▶ Provided material
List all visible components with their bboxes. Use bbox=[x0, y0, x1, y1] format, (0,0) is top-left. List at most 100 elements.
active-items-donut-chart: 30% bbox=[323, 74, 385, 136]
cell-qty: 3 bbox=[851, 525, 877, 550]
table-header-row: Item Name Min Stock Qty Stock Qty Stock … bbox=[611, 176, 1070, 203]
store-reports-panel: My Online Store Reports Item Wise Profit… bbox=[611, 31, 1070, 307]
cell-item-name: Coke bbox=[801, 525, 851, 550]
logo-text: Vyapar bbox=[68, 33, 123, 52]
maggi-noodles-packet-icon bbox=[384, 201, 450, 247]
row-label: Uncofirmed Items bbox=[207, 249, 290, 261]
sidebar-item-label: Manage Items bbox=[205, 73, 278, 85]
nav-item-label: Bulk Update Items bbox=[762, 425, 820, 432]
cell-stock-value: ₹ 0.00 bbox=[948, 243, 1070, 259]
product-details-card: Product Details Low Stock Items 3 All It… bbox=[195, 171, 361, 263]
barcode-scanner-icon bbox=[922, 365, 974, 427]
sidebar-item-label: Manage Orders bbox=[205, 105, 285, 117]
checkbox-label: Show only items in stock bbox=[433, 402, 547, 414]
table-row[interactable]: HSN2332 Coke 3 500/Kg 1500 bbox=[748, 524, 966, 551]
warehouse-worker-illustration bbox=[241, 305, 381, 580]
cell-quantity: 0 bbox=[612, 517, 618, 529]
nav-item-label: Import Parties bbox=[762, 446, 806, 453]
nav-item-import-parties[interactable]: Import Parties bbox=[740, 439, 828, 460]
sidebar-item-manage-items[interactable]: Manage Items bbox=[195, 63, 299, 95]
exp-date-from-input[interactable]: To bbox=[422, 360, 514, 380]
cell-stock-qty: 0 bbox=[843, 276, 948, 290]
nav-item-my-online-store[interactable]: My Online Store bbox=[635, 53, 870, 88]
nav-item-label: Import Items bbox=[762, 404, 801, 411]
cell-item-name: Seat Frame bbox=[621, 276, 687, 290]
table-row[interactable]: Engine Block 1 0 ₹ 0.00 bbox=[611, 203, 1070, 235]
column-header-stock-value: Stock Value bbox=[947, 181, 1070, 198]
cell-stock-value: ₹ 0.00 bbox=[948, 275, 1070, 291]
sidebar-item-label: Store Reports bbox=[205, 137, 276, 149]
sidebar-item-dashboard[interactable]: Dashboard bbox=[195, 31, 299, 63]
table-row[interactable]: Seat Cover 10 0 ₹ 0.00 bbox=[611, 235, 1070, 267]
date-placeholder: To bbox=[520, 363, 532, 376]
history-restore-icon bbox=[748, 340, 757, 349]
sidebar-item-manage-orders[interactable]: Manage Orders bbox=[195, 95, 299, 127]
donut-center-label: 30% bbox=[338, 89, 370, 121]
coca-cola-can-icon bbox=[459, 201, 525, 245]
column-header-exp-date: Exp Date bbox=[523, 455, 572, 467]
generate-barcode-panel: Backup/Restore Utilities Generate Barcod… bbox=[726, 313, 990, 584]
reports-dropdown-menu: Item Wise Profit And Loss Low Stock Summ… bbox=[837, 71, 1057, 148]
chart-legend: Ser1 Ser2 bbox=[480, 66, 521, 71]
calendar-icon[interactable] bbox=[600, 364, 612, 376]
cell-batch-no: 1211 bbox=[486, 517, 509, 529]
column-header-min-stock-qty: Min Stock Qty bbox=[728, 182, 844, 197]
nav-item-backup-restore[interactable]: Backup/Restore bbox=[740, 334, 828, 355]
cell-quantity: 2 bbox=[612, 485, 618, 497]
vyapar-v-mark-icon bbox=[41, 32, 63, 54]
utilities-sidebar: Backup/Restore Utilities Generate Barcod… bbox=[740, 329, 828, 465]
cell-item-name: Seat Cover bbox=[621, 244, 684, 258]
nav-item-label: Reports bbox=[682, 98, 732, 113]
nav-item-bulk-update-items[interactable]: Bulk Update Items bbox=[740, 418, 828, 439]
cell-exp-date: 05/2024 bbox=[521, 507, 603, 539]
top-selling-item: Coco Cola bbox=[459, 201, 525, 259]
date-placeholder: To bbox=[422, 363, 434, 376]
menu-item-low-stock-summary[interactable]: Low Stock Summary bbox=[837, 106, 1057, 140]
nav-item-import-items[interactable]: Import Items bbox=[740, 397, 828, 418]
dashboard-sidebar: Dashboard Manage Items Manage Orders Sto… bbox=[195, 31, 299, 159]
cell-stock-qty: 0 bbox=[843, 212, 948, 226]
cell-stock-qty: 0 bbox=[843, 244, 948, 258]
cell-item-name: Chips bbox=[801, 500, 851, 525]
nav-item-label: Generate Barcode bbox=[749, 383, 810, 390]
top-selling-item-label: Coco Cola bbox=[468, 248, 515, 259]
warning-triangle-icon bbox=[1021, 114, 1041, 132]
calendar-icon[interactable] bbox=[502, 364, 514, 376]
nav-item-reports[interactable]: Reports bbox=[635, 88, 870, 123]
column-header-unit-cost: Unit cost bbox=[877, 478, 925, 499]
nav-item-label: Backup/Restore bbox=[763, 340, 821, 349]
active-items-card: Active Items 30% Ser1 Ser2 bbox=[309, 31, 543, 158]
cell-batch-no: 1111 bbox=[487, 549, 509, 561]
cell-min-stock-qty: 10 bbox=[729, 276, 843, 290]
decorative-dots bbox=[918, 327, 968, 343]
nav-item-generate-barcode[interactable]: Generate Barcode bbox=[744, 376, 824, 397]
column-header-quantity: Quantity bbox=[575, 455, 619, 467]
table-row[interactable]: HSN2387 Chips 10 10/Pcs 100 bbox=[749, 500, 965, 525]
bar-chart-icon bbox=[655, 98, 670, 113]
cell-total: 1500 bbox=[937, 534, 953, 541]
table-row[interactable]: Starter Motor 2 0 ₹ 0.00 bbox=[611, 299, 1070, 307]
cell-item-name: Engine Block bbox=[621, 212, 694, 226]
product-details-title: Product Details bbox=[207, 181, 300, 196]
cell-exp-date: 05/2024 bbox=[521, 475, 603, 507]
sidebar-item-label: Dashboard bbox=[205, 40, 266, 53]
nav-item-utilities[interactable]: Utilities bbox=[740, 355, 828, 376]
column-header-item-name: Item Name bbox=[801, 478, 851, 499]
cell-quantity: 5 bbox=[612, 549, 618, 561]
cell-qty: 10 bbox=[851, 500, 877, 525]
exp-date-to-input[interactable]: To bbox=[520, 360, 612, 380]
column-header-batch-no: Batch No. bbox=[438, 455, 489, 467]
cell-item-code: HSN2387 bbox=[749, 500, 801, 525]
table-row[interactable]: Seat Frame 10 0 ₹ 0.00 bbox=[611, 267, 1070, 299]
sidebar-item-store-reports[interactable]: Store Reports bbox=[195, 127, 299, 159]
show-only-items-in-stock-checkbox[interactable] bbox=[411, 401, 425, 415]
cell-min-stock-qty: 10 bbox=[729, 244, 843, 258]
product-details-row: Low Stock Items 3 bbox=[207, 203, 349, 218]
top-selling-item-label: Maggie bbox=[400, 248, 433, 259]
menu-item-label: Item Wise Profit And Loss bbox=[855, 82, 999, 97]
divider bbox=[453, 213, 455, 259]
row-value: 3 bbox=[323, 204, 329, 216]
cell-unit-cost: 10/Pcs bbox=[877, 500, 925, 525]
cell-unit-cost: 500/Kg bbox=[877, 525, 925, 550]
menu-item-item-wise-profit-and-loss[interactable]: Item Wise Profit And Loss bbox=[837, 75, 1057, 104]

▶ Problem to work on
Copy every line of the data above, character for character, with nothing changed, added, or left out.

▶ Result for this exercise
List all visible components with their bboxes. Use bbox=[x0, y0, x1, y1] format, (0,0) is top-left. List at most 100 elements.
active-items-donut-chart: 30% bbox=[323, 74, 385, 136]
cell-qty: 3 bbox=[851, 525, 877, 550]
table-header-row: Item Name Min Stock Qty Stock Qty Stock … bbox=[611, 176, 1070, 203]
store-reports-panel: My Online Store Reports Item Wise Profit… bbox=[611, 31, 1070, 307]
cell-item-name: Coke bbox=[801, 525, 851, 550]
logo-text: Vyapar bbox=[68, 33, 123, 52]
maggi-noodles-packet-icon bbox=[384, 201, 450, 247]
row-label: Uncofirmed Items bbox=[207, 249, 290, 261]
sidebar-item-label: Manage Items bbox=[205, 73, 278, 85]
nav-item-label: Bulk Update Items bbox=[762, 425, 820, 432]
cell-stock-value: ₹ 0.00 bbox=[948, 243, 1070, 259]
product-details-card: Product Details Low Stock Items 3 All It… bbox=[195, 171, 361, 263]
barcode-scanner-icon bbox=[922, 365, 974, 427]
sidebar-item-label: Manage Orders bbox=[205, 105, 285, 117]
checkbox-label: Show only items in stock bbox=[433, 402, 547, 414]
table-row[interactable]: HSN2332 Coke 3 500/Kg 1500 bbox=[748, 524, 966, 551]
warehouse-worker-illustration bbox=[241, 305, 381, 580]
cell-quantity: 0 bbox=[612, 517, 618, 529]
nav-item-label: Import Parties bbox=[762, 446, 806, 453]
nav-item-import-parties[interactable]: Import Parties bbox=[740, 439, 828, 460]
sidebar-item-manage-items[interactable]: Manage Items bbox=[195, 63, 299, 95]
exp-date-from-input[interactable]: To bbox=[422, 360, 514, 380]
cell-stock-qty: 0 bbox=[843, 276, 948, 290]
nav-item-my-online-store[interactable]: My Online Store bbox=[635, 53, 870, 88]
nav-item-label: Import Items bbox=[762, 404, 801, 411]
cell-item-name: Seat Frame bbox=[621, 276, 687, 290]
table-row[interactable]: Engine Block 1 0 ₹ 0.00 bbox=[611, 203, 1070, 235]
column-header-stock-value: Stock Value bbox=[947, 181, 1070, 198]
cell-stock-value: ₹ 0.00 bbox=[948, 275, 1070, 291]
sidebar-item-label: Store Reports bbox=[205, 137, 276, 149]
sidebar-item-dashboard[interactable]: Dashboard bbox=[195, 31, 299, 63]
table-row[interactable]: Seat Cover 10 0 ₹ 0.00 bbox=[611, 235, 1070, 267]
date-placeholder: To bbox=[520, 363, 532, 376]
history-restore-icon bbox=[748, 340, 757, 349]
sidebar-item-manage-orders[interactable]: Manage Orders bbox=[195, 95, 299, 127]
donut-center-label: 30% bbox=[338, 89, 370, 121]
coca-cola-can-icon bbox=[459, 201, 525, 245]
column-header-exp-date: Exp Date bbox=[523, 455, 572, 467]
generate-barcode-panel: Backup/Restore Utilities Generate Barcod… bbox=[726, 313, 990, 584]
reports-dropdown-menu: Item Wise Profit And Loss Low Stock Summ… bbox=[837, 71, 1057, 148]
chart-legend: Ser1 Ser2 bbox=[480, 66, 521, 71]
calendar-icon[interactable] bbox=[600, 364, 612, 376]
cell-batch-no: 1211 bbox=[486, 517, 509, 529]
column-header-min-stock-qty: Min Stock Qty bbox=[728, 182, 844, 197]
nav-item-backup-restore[interactable]: Backup/Restore bbox=[740, 334, 828, 355]
cell-quantity: 2 bbox=[612, 485, 618, 497]
vyapar-v-mark-icon bbox=[41, 32, 63, 54]
utilities-sidebar: Backup/Restore Utilities Generate Barcod… bbox=[740, 329, 828, 465]
cell-item-name: Seat Cover bbox=[621, 244, 684, 258]
nav-item-label: Reports bbox=[682, 98, 732, 113]
nav-item-bulk-update-items[interactable]: Bulk Update Items bbox=[740, 418, 828, 439]
cell-exp-date: 05/2024 bbox=[521, 507, 603, 539]
top-selling-item: Coco Cola bbox=[459, 201, 525, 259]
date-placeholder: To bbox=[422, 363, 434, 376]
menu-item-low-stock-summary[interactable]: Low Stock Summary bbox=[837, 106, 1057, 140]
nav-item-import-items[interactable]: Import Items bbox=[740, 397, 828, 418]
dashboard-sidebar: Dashboard Manage Items Manage Orders Sto… bbox=[195, 31, 299, 159]
cell-stock-qty: 0 bbox=[843, 212, 948, 226]
cell-stock-qty: 0 bbox=[843, 244, 948, 258]
cell-item-name: Chips bbox=[801, 500, 851, 525]
nav-item-label: Generate Barcode bbox=[749, 383, 810, 390]
top-selling-item-label: Coco Cola bbox=[468, 248, 515, 259]
warning-triangle-icon bbox=[1021, 114, 1041, 132]
calendar-icon[interactable] bbox=[502, 364, 514, 376]
nav-item-reports[interactable]: Reports bbox=[635, 88, 870, 123]
column-header-unit-cost: Unit cost bbox=[877, 478, 925, 499]
nav-item-label: Backup/Restore bbox=[763, 340, 821, 349]
active-items-card: Active Items 30% Ser1 Ser2 bbox=[309, 31, 543, 158]
cell-batch-no: 1111 bbox=[487, 549, 509, 561]
cell-min-stock-qty: 10 bbox=[729, 276, 843, 290]
decorative-dots bbox=[918, 327, 968, 343]
nav-item-generate-barcode[interactable]: Generate Barcode bbox=[744, 376, 824, 397]
column-header-quantity: Quantity bbox=[575, 455, 619, 467]
table-row[interactable]: HSN2387 Chips 10 10/Pcs 100 bbox=[749, 500, 965, 525]
bar-chart-icon bbox=[655, 98, 670, 113]
cell-total: 1500 bbox=[937, 534, 953, 541]
table-row[interactable]: Starter Motor 2 0 ₹ 0.00 bbox=[611, 299, 1070, 307]
cell-item-name: Engine Block bbox=[621, 212, 694, 226]
product-details-title: Product Details bbox=[207, 181, 300, 196]
cell-exp-date: 05/2024 bbox=[521, 475, 603, 507]
sidebar-item-label: Dashboard bbox=[205, 40, 266, 53]
nav-item-utilities[interactable]: Utilities bbox=[740, 355, 828, 376]
column-header-item-name: Item Name bbox=[801, 478, 851, 499]
cell-quantity: 5 bbox=[612, 549, 618, 561]
cell-qty: 10 bbox=[851, 500, 877, 525]
exp-date-to-input[interactable]: To bbox=[520, 360, 612, 380]
column-header-batch-no: Batch No. bbox=[438, 455, 489, 467]
cell-item-code: HSN2387 bbox=[749, 500, 801, 525]
table-row[interactable]: Seat Frame 10 0 ₹ 0.00 bbox=[611, 267, 1070, 299]
sidebar-item-store-reports[interactable]: Store Reports bbox=[195, 127, 299, 159]
show-only-items-in-stock-checkbox[interactable] bbox=[411, 401, 425, 415]
cell-min-stock-qty: 10 bbox=[729, 244, 843, 258]
product-details-row: Low Stock Items 3 bbox=[207, 203, 349, 218]
top-selling-item-label: Maggie bbox=[400, 248, 433, 259]
menu-item-label: Item Wise Profit And Loss bbox=[855, 82, 999, 97]
divider bbox=[453, 213, 455, 259]
row-value: 3 bbox=[323, 204, 329, 216]
cell-unit-cost: 10/Pcs bbox=[877, 500, 925, 525]
cell-unit-cost: 500/Kg bbox=[877, 525, 925, 550]
menu-item-item-wise-profit-and-loss[interactable]: Item Wise Profit And Loss bbox=[837, 75, 1057, 104]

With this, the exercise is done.